TASKS
1. What did the Acer touchscreen cost, according to the post about the ShaleCrow touchscreen software?
2. Carry on the post about the ShaleCrow touchscreen software from its last sentence.

-- Start EXCERPTED PASSAGE --

I’ve been working on some software for use with Mixbus and a multi-touch display. The working title is “ShaleCrow” (as in, “not a slate raven”).
I started by buying an Acer T272HUL 27-inch multi-touch screen; it’s HD 1440P (2560 * 1440 pixels) and was cheap ($250 used). It as an HDMI video input, and USB touch output. It can be used with the cross-platform UPDD device driver to send OSC messages to a program running on the computer, just like TouchOSC and similar programs on tablets.
Like TouchOSC, the ShaleCrow translator uses a “map” of the screen in which rectangular regions are defined by their location and size, and by the OSC messages that they send to Mixbus. ShaleCrow then listens to the messages coming in from the touchscreen, translates them using the map, and sends the corresponding OSC messages to the DAW. It’s fully multi-touch, meaning that you can drag several sliders at once, limited only by the number of fingers you have.
ShaleCrow also defines a control panel with buttons at the bottom of the screen; this includes transport controls, a jog wheel, and a host of other useful operations (see Figure 1 below).
There are options (controlled by the monitor screen in Figure 4) to display the region map overlaid on the Mixbus screen; examples of this are shown in Figures 2 and 3. There are mapping options for “large faders,” whereby the entire region at the bottom of the channel strip is used for the fader, and “details” mode, wherein all of the controls (pan, trim, mute/solo, compressor, etc.) are mapped.
Since many of the controls are too small to use with your fingers, I made large pop-up details screens for the strip controls (the top-most section of the strip), the EQ section, and the sends. Figure 5 below shows an example of the EQ pop-up.
I made a quick video demo of the working prototype for your comments; here it is:
For the most part, ShaleCrow would also work with Ardour, though of course the screen layout is different; it does have a more complete OSC implementation than Mixbus.
The UPDD device driver supports many other touchscreen models, and supports multiple touchscreens on one computer, so it’d be possible to have both main DAW views responding to touch commands.
I’m looking for collaborators who can contribute design ideas and/or coding help to this project. I haven’t decided whether to make it open-source, closed-source freeware, or a cheap commercial product.
ShaleCrow is written in C++ and uses the JUCE and CSL frameworks, so it ought to work on Macs, PCs and Linux hosts.

-- End EXCERPTED PASSAGE --
-- Start EXTRACTED DATA --

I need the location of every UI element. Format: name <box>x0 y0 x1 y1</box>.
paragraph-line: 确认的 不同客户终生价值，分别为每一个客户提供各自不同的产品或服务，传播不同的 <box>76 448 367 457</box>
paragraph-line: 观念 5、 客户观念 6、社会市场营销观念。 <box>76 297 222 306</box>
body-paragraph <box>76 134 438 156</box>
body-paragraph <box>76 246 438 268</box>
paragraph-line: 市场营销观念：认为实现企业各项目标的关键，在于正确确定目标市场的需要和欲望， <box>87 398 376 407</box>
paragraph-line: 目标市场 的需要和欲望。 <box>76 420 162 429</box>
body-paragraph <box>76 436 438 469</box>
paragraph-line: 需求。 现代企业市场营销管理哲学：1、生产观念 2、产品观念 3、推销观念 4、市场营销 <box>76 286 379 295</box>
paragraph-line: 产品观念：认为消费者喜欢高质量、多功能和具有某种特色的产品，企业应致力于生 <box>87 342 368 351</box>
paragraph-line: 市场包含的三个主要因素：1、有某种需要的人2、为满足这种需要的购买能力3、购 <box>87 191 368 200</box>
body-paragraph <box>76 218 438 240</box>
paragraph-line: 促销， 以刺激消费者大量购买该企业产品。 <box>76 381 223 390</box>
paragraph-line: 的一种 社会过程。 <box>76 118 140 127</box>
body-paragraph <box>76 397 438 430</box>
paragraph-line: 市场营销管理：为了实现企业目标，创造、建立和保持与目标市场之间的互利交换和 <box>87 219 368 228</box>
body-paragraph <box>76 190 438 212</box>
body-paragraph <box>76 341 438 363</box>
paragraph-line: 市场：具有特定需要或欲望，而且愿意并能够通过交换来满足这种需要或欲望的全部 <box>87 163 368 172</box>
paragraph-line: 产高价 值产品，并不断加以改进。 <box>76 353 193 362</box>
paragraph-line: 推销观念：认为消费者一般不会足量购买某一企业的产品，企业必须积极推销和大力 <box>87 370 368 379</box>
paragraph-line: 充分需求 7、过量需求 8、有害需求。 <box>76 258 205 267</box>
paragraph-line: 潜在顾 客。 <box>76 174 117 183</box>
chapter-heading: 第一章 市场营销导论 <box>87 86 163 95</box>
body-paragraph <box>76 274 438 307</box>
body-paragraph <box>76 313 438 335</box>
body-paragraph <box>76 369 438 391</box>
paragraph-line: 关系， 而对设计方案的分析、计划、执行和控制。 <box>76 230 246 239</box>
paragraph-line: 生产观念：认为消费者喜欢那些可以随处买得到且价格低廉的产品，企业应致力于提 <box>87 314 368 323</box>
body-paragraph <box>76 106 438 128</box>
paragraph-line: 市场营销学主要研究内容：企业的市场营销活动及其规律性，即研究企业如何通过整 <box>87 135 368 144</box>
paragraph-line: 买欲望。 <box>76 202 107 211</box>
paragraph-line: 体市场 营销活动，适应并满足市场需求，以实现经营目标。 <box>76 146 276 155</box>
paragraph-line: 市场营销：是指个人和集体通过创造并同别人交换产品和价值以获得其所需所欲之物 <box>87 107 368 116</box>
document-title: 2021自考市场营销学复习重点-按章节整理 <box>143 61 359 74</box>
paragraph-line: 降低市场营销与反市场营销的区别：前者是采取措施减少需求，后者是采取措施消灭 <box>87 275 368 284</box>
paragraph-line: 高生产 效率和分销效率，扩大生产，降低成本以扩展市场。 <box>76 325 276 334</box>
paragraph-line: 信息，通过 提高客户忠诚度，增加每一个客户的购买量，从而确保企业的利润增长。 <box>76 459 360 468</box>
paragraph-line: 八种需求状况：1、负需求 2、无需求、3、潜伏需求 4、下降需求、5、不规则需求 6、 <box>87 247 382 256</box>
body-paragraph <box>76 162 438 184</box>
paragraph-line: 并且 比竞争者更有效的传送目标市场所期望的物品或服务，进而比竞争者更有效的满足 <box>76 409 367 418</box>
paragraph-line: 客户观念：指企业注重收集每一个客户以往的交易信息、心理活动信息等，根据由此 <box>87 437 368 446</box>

-- End EXTRACTED DATA --

RESULTS FOR THE EXERCISE
1. $250, bought used.

2.
Comments/questions are solicited…
As of now, the DAW screen layout is stored in an XML file that’s set up for each session (a terrible idea). It would be much better to either (a) “read” the screen (via computer vision software like OpenCV) to discover where the inputs and bus strips are, or (b) (DO THIS) augment Mixbus to respond to an OSC query with a list of geometry data, like the x-coordinate for the left edge of each channel, and the status of its strip (EQ and Sends expanded or collapsed). With MB32C, the channel widths and heights of the elements are fixed.
In theory (according to the Ardour manual) it’s possible to ask the DAW for the list of a channel’s plug-ins and their controls, and even for a list of the sends from a channel, but this appears not to be implemented in Mixbus. To make the pop-up editors work, I’d need to be able to get the send levels, EQ settings and other parameters from the DAW.
This isn’t rocket science, but I’m hoping for a partner in the project. I have the Ardour and Mixbus sources, and have most of the required libraries installed.
Figure 1. Mixbus DAW mixer screen with the ShaleCrow control panel visible at the bottom.
Figure 2. Mixbus DAW mixer screen including the map overlay with rectangular regions mapped to OSC messages. This map uses large areas for the faders.
Figure 3. Mixbus DAW mixer screen including the map overlay. This map uses shows the details for the controls for the channel and compressor.
Figure 4. ShaleCrow monitor view showing its controls and log of OSC messages sent to the DAW (dragging 3 faders).
Figure 5. EQ detail panel.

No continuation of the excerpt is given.